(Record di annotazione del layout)

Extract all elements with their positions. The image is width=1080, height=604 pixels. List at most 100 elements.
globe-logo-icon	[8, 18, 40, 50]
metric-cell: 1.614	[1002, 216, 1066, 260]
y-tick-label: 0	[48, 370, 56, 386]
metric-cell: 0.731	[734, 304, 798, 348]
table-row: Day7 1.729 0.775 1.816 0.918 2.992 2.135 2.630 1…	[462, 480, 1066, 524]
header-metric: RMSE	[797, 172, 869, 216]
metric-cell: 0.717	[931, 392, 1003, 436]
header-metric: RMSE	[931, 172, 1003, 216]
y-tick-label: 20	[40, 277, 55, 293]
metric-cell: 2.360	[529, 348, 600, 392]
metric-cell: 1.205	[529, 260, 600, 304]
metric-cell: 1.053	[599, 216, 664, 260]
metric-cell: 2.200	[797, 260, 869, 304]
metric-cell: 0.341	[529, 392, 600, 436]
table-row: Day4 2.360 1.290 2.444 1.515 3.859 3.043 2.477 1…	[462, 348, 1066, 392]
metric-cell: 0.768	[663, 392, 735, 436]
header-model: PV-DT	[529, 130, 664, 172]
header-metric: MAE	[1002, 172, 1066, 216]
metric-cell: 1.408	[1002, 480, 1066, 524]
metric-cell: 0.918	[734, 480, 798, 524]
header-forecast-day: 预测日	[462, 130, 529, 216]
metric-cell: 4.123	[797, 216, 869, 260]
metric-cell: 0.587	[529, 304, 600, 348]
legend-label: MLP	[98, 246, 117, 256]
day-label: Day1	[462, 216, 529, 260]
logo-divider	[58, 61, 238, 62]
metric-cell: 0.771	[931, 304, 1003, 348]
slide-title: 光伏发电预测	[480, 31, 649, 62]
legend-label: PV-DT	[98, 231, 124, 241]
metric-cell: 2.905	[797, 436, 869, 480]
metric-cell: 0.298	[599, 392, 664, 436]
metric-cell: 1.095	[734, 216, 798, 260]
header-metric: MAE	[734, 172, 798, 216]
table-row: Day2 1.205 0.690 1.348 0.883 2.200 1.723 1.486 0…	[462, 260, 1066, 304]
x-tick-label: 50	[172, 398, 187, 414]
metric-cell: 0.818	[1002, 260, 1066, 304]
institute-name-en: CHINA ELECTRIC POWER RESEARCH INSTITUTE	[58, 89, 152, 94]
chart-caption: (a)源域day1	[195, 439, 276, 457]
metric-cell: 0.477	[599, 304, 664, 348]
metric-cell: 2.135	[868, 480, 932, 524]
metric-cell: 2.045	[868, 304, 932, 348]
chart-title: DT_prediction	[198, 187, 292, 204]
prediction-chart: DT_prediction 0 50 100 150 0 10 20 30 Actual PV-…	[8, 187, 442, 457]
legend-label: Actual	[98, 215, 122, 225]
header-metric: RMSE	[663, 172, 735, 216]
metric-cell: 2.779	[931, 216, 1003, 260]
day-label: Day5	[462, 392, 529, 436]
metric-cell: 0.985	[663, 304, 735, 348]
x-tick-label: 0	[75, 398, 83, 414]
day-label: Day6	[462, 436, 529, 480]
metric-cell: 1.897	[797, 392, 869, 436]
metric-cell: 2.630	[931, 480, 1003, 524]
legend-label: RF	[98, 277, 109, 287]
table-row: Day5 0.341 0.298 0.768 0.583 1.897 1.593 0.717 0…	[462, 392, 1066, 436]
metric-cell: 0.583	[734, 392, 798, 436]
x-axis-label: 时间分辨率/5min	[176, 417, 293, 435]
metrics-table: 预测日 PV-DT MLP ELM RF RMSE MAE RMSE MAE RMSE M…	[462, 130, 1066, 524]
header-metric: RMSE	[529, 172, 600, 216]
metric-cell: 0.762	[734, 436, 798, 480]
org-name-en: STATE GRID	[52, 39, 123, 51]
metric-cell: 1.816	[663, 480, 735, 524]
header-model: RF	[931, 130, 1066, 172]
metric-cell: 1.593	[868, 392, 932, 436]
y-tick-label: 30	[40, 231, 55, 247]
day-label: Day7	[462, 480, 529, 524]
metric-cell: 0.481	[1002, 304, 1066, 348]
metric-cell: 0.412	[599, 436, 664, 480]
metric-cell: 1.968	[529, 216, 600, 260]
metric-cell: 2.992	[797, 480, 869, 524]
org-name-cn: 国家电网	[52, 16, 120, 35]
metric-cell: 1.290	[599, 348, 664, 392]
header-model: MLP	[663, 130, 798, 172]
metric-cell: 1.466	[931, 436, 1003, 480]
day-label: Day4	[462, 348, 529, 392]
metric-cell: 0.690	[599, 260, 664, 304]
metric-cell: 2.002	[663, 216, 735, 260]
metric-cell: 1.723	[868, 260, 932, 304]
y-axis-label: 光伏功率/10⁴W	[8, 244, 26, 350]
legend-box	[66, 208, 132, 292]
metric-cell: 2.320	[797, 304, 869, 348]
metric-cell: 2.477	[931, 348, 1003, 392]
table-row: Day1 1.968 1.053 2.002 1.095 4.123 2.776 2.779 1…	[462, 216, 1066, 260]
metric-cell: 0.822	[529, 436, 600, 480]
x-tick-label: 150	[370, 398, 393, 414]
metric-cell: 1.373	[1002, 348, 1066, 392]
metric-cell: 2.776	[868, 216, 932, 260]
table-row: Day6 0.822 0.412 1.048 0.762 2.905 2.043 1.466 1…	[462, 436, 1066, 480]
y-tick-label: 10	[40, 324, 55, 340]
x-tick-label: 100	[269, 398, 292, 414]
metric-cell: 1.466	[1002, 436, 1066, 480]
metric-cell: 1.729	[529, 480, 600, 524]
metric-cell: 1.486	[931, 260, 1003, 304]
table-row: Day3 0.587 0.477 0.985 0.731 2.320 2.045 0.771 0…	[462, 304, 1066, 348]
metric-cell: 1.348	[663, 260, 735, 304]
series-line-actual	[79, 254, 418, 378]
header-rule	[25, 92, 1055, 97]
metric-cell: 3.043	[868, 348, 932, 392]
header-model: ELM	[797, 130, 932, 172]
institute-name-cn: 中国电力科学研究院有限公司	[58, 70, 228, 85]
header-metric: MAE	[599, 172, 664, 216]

**COSA FARE:** Ricopia senza alcuna modifica tutte le righe del materiale qui sopra.

**RISPOSTA:**
Extract all elements with their positions. The image is width=1080, height=604 pixels. List at most 100 elements.
globe-logo-icon	[8, 18, 40, 50]
metric-cell: 1.614	[1002, 216, 1066, 260]
y-tick-label: 0	[48, 370, 56, 386]
metric-cell: 0.731	[734, 304, 798, 348]
table-row: Day7 1.729 0.775 1.816 0.918 2.992 2.135 2.630 1…	[462, 480, 1066, 524]
header-metric: RMSE	[797, 172, 869, 216]
metric-cell: 0.717	[931, 392, 1003, 436]
header-metric: RMSE	[931, 172, 1003, 216]
y-tick-label: 20	[40, 277, 55, 293]
metric-cell: 2.360	[529, 348, 600, 392]
metric-cell: 1.205	[529, 260, 600, 304]
metric-cell: 1.053	[599, 216, 664, 260]
metric-cell: 2.200	[797, 260, 869, 304]
metric-cell: 0.341	[529, 392, 600, 436]
table-row: Day4 2.360 1.290 2.444 1.515 3.859 3.043 2.477 1…	[462, 348, 1066, 392]
metric-cell: 0.768	[663, 392, 735, 436]
header-model: PV-DT	[529, 130, 664, 172]
header-metric: MAE	[1002, 172, 1066, 216]
metric-cell: 1.408	[1002, 480, 1066, 524]
metric-cell: 0.918	[734, 480, 798, 524]
header-forecast-day: 预测日	[462, 130, 529, 216]
metric-cell: 4.123	[797, 216, 869, 260]
metric-cell: 0.587	[529, 304, 600, 348]
legend-label: MLP	[98, 246, 117, 256]
day-label: Day1	[462, 216, 529, 260]
logo-divider	[58, 61, 238, 62]
metric-cell: 0.771	[931, 304, 1003, 348]
slide-title: 光伏发电预测	[480, 31, 649, 62]
legend-label: PV-DT	[98, 231, 124, 241]
metric-cell: 2.905	[797, 436, 869, 480]
metric-cell: 0.298	[599, 392, 664, 436]
metric-cell: 1.095	[734, 216, 798, 260]
header-metric: MAE	[734, 172, 798, 216]
table-row: Day2 1.205 0.690 1.348 0.883 2.200 1.723 1.486 0…	[462, 260, 1066, 304]
x-tick-label: 50	[172, 398, 187, 414]
metric-cell: 0.818	[1002, 260, 1066, 304]
institute-name-en: CHINA ELECTRIC POWER RESEARCH INSTITUTE	[58, 89, 152, 94]
chart-caption: (a)源域day1	[195, 439, 276, 457]
metric-cell: 0.477	[599, 304, 664, 348]
metric-cell: 2.135	[868, 480, 932, 524]
metric-cell: 2.045	[868, 304, 932, 348]
chart-title: DT_prediction	[198, 187, 292, 204]
prediction-chart: DT_prediction 0 50 100 150 0 10 20 30 Actual PV-…	[8, 187, 442, 457]
legend-label: Actual	[98, 215, 122, 225]
header-metric: RMSE	[663, 172, 735, 216]
metric-cell: 2.779	[931, 216, 1003, 260]
day-label: Day5	[462, 392, 529, 436]
metric-cell: 0.985	[663, 304, 735, 348]
x-tick-label: 0	[75, 398, 83, 414]
day-label: Day6	[462, 436, 529, 480]
metric-cell: 1.897	[797, 392, 869, 436]
metric-cell: 2.630	[931, 480, 1003, 524]
legend-label: RF	[98, 277, 109, 287]
table-row: Day5 0.341 0.298 0.768 0.583 1.897 1.593 0.717 0…	[462, 392, 1066, 436]
metric-cell: 0.583	[734, 392, 798, 436]
x-axis-label: 时间分辨率/5min	[176, 417, 293, 435]
metrics-table: 预测日 PV-DT MLP ELM RF RMSE MAE RMSE MAE RMSE M…	[462, 130, 1066, 524]
header-metric: RMSE	[529, 172, 600, 216]
metric-cell: 0.762	[734, 436, 798, 480]
org-name-en: STATE GRID	[52, 39, 123, 51]
metric-cell: 1.816	[663, 480, 735, 524]
header-model: RF	[931, 130, 1066, 172]
metric-cell: 1.593	[868, 392, 932, 436]
y-tick-label: 30	[40, 231, 55, 247]
day-label: Day7	[462, 480, 529, 524]
metric-cell: 0.481	[1002, 304, 1066, 348]
metric-cell: 0.412	[599, 436, 664, 480]
metric-cell: 1.968	[529, 216, 600, 260]
metric-cell: 2.992	[797, 480, 869, 524]
org-name-cn: 国家电网	[52, 16, 120, 35]
metric-cell: 1.290	[599, 348, 664, 392]
header-model: MLP	[663, 130, 798, 172]
metric-cell: 1.466	[931, 436, 1003, 480]
day-label: Day4	[462, 348, 529, 392]
metric-cell: 0.690	[599, 260, 664, 304]
metric-cell: 2.002	[663, 216, 735, 260]
metric-cell: 1.723	[868, 260, 932, 304]
y-axis-label: 光伏功率/10⁴W	[8, 244, 26, 350]
legend-box	[66, 208, 132, 292]
metric-cell: 2.320	[797, 304, 869, 348]
metric-cell: 2.477	[931, 348, 1003, 392]
table-row: Day1 1.968 1.053 2.002 1.095 4.123 2.776 2.779 1…	[462, 216, 1066, 260]
metric-cell: 0.822	[529, 436, 600, 480]
x-tick-label: 150	[370, 398, 393, 414]
metric-cell: 1.373	[1002, 348, 1066, 392]
metric-cell: 2.776	[868, 216, 932, 260]
table-row: Day6 0.822 0.412 1.048 0.762 2.905 2.043 1.466 1…	[462, 436, 1066, 480]
y-tick-label: 10	[40, 324, 55, 340]
x-tick-label: 100	[269, 398, 292, 414]
metric-cell: 1.466	[1002, 436, 1066, 480]
metric-cell: 1.729	[529, 480, 600, 524]
metric-cell: 1.486	[931, 260, 1003, 304]
table-row: Day3 0.587 0.477 0.985 0.731 2.320 2.045 0.771 0…	[462, 304, 1066, 348]
metric-cell: 1.348	[663, 260, 735, 304]
series-line-actual	[79, 254, 418, 378]
header-rule	[25, 92, 1055, 97]
metric-cell: 3.043	[868, 348, 932, 392]
header-model: ELM	[797, 130, 932, 172]
institute-name-cn: 中国电力科学研究院有限公司	[58, 70, 228, 85]
header-metric: MAE	[599, 172, 664, 216]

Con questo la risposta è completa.